Task to carry out: Below are records to transcribe exactly, without their pictures.

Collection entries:
▼
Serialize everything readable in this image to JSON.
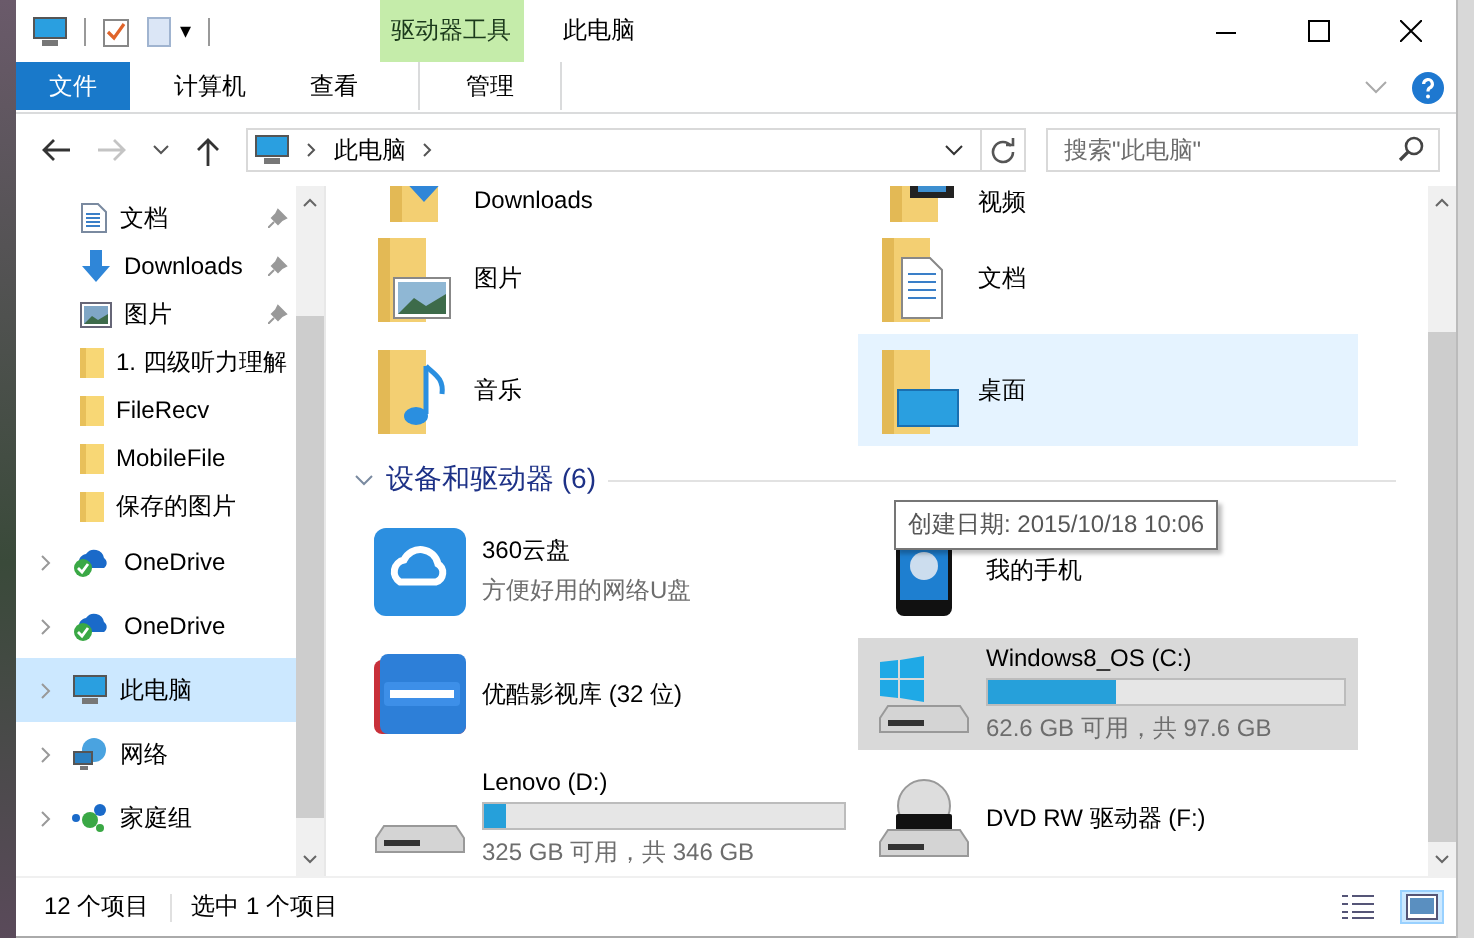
{
  "quick_access_toolbar": {
    "dropdown": "▾"
  },
  "window": {
    "title": "此电脑",
    "context_tab_group": "驱动器工具"
  },
  "ribbon_tabs": [
    {
      "label": "文件",
      "kind": "file",
      "selected": false
    },
    {
      "label": "计算机",
      "kind": "tab",
      "selected": false
    },
    {
      "label": "查看",
      "kind": "tab",
      "selected": false
    },
    {
      "label": "管理",
      "kind": "context",
      "selected": false
    }
  ],
  "address_bar": {
    "path": [
      "此电脑"
    ],
    "forward_disabled": true
  },
  "search": {
    "placeholder": "搜索\"此电脑\""
  },
  "navigation": {
    "items": [
      {
        "label": "文档",
        "pinned": true,
        "expandable": false,
        "selected": false
      },
      {
        "label": "Downloads",
        "pinned": true,
        "expandable": false,
        "selected": false
      },
      {
        "label": "图片",
        "pinned": true,
        "expandable": false,
        "selected": false
      },
      {
        "label": "1. 四级听力理解",
        "pinned": false,
        "expandable": false,
        "selected": false
      },
      {
        "label": "FileRecv",
        "pinned": false,
        "expandable": false,
        "selected": false
      },
      {
        "label": "MobileFile",
        "pinned": false,
        "expandable": false,
        "selected": false
      },
      {
        "label": "保存的图片",
        "pinned": false,
        "expandable": false,
        "selected": false
      },
      {
        "label": "OneDrive",
        "pinned": false,
        "expandable": true,
        "selected": false
      },
      {
        "label": "OneDrive",
        "pinned": false,
        "expandable": true,
        "selected": false
      },
      {
        "label": "此电脑",
        "pinned": false,
        "expandable": true,
        "selected": true
      },
      {
        "label": "网络",
        "pinned": false,
        "expandable": true,
        "selected": false
      },
      {
        "label": "家庭组",
        "pinned": false,
        "expandable": true,
        "selected": false
      }
    ]
  },
  "folders": [
    {
      "name": "Downloads",
      "hovered": false
    },
    {
      "name": "视频",
      "hovered": false
    },
    {
      "name": "图片",
      "hovered": false
    },
    {
      "name": "文档",
      "hovered": false
    },
    {
      "name": "音乐",
      "hovered": false
    },
    {
      "name": "桌面",
      "hovered": true
    }
  ],
  "devices_group": {
    "title": "设备和驱动器 (6)",
    "expanded": true,
    "items": [
      {
        "kind": "app",
        "name": "360云盘",
        "subtitle": "方便好用的网络U盘",
        "selected": false
      },
      {
        "kind": "device",
        "name": "我的手机",
        "selected": false
      },
      {
        "kind": "app",
        "name": "优酷影视库 (32 位)",
        "selected": false
      },
      {
        "kind": "drive",
        "name": "Windows8_OS (C:)",
        "level": 0.36,
        "space": "62.6 GB 可用，共 97.6 GB",
        "selected": true
      },
      {
        "kind": "drive",
        "name": "Lenovo (D:)",
        "level": 0.06,
        "space": "325 GB 可用，共 346 GB",
        "selected": false
      },
      {
        "kind": "optical",
        "name": "DVD RW 驱动器 (F:)",
        "selected": false
      }
    ]
  },
  "tooltip": {
    "text": "创建日期: 2015/10/18 10:06"
  },
  "status_bar": {
    "item_count": "12 个项目",
    "selection": "选中 1 个项目",
    "views": [
      {
        "kind": "details",
        "selected": false
      },
      {
        "kind": "large_icons",
        "selected": true
      }
    ]
  }
}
▲
Reply:
Serialize everything readable in this image to JSON.
{
  "quick_access_toolbar": {
    "dropdown": "▾"
  },
  "window": {
    "title": "此电脑",
    "context_tab_group": "驱动器工具"
  },
  "ribbon_tabs": [
    {
      "label": "文件",
      "kind": "file",
      "selected": false
    },
    {
      "label": "计算机",
      "kind": "tab",
      "selected": false
    },
    {
      "label": "查看",
      "kind": "tab",
      "selected": false
    },
    {
      "label": "管理",
      "kind": "context",
      "selected": false
    }
  ],
  "address_bar": {
    "path": [
      "此电脑"
    ],
    "forward_disabled": true
  },
  "search": {
    "placeholder": "搜索\"此电脑\""
  },
  "navigation": {
    "items": [
      {
        "label": "文档",
        "pinned": true,
        "expandable": false,
        "selected": false
      },
      {
        "label": "Downloads",
        "pinned": true,
        "expandable": false,
        "selected": false
      },
      {
        "label": "图片",
        "pinned": true,
        "expandable": false,
        "selected": false
      },
      {
        "label": "1. 四级听力理解",
        "pinned": false,
        "expandable": false,
        "selected": false
      },
      {
        "label": "FileRecv",
        "pinned": false,
        "expandable": false,
        "selected": false
      },
      {
        "label": "MobileFile",
        "pinned": false,
        "expandable": false,
        "selected": false
      },
      {
        "label": "保存的图片",
        "pinned": false,
        "expandable": false,
        "selected": false
      },
      {
        "label": "OneDrive",
        "pinned": false,
        "expandable": true,
        "selected": false
      },
      {
        "label": "OneDrive",
        "pinned": false,
        "expandable": true,
        "selected": false
      },
      {
        "label": "此电脑",
        "pinned": false,
        "expandable": true,
        "selected": true
      },
      {
        "label": "网络",
        "pinned": false,
        "expandable": true,
        "selected": false
      },
      {
        "label": "家庭组",
        "pinned": false,
        "expandable": true,
        "selected": false
      }
    ]
  },
  "folders": [
    {
      "name": "Downloads",
      "hovered": false
    },
    {
      "name": "视频",
      "hovered": false
    },
    {
      "name": "图片",
      "hovered": false
    },
    {
      "name": "文档",
      "hovered": false
    },
    {
      "name": "音乐",
      "hovered": false
    },
    {
      "name": "桌面",
      "hovered": true
    }
  ],
  "devices_group": {
    "title": "设备和驱动器 (6)",
    "expanded": true,
    "items": [
      {
        "kind": "app",
        "name": "360云盘",
        "subtitle": "方便好用的网络U盘",
        "selected": false
      },
      {
        "kind": "device",
        "name": "我的手机",
        "selected": false
      },
      {
        "kind": "app",
        "name": "优酷影视库 (32 位)",
        "selected": false
      },
      {
        "kind": "drive",
        "name": "Windows8_OS (C:)",
        "level": 0.36,
        "space": "62.6 GB 可用，共 97.6 GB",
        "selected": true
      },
      {
        "kind": "drive",
        "name": "Lenovo (D:)",
        "level": 0.06,
        "space": "325 GB 可用，共 346 GB",
        "selected": false
      },
      {
        "kind": "optical",
        "name": "DVD RW 驱动器 (F:)",
        "selected": false
      }
    ]
  },
  "tooltip": {
    "text": "创建日期: 2015/10/18 10:06"
  },
  "status_bar": {
    "item_count": "12 个项目",
    "selection": "选中 1 个项目",
    "views": [
      {
        "kind": "details",
        "selected": false
      },
      {
        "kind": "large_icons",
        "selected": true
      }
    ]
  }
}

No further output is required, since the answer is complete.